• [Task prompt] Please give the data below again in full, exactly as it stands.

• [Dataset content]
»»

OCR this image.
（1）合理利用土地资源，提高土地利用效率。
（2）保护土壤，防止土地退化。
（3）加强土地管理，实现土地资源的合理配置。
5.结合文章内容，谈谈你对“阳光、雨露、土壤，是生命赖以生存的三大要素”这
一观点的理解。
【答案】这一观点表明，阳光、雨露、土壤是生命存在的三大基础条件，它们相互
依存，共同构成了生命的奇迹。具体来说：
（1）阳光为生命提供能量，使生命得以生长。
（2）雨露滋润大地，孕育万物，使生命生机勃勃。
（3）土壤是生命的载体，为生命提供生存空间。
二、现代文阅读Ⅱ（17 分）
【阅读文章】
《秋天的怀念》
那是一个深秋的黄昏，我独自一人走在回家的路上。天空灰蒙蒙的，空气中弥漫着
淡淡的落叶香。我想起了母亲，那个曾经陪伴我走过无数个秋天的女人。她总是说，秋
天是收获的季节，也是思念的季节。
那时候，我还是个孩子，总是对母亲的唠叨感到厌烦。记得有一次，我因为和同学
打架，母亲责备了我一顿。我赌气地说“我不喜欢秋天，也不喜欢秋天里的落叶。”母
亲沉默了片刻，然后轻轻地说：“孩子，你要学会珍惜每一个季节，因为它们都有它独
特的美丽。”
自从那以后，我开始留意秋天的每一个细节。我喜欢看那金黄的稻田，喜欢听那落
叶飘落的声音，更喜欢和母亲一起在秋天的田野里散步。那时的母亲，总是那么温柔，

««

• [Exercise output]
OCR this image.
（1）合理利用土地资源，提高土地利用效率。
（2）保护土壤，防止土地退化。
（3）加强土地管理，实现土地资源的合理配置。
5.结合文章内容，谈谈你对“阳光、雨露、土壤，是生命赖以生存的三大要素”这
一观点的理解。
【答案】这一观点表明，阳光、雨露、土壤是生命存在的三大基础条件，它们相互
依存，共同构成了生命的奇迹。具体来说：
（1）阳光为生命提供能量，使生命得以生长。
（2）雨露滋润大地，孕育万物，使生命生机勃勃。
（3）土壤是生命的载体，为生命提供生存空间。
二、现代文阅读Ⅱ（17 分）
【阅读文章】
《秋天的怀念》
那是一个深秋的黄昏，我独自一人走在回家的路上。天空灰蒙蒙的，空气中弥漫着
淡淡的落叶香。我想起了母亲，那个曾经陪伴我走过无数个秋天的女人。她总是说，秋
天是收获的季节，也是思念的季节。
那时候，我还是个孩子，总是对母亲的唠叨感到厌烦。记得有一次，我因为和同学
打架，母亲责备了我一顿。我赌气地说“我不喜欢秋天，也不喜欢秋天里的落叶。”母
亲沉默了片刻，然后轻轻地说：“孩子，你要学会珍惜每一个季节，因为它们都有它独
特的美丽。”
自从那以后，我开始留意秋天的每一个细节。我喜欢看那金黄的稻田，喜欢听那落
叶飘落的声音，更喜欢和母亲一起在秋天的田野里散步。那时的母亲，总是那么温柔，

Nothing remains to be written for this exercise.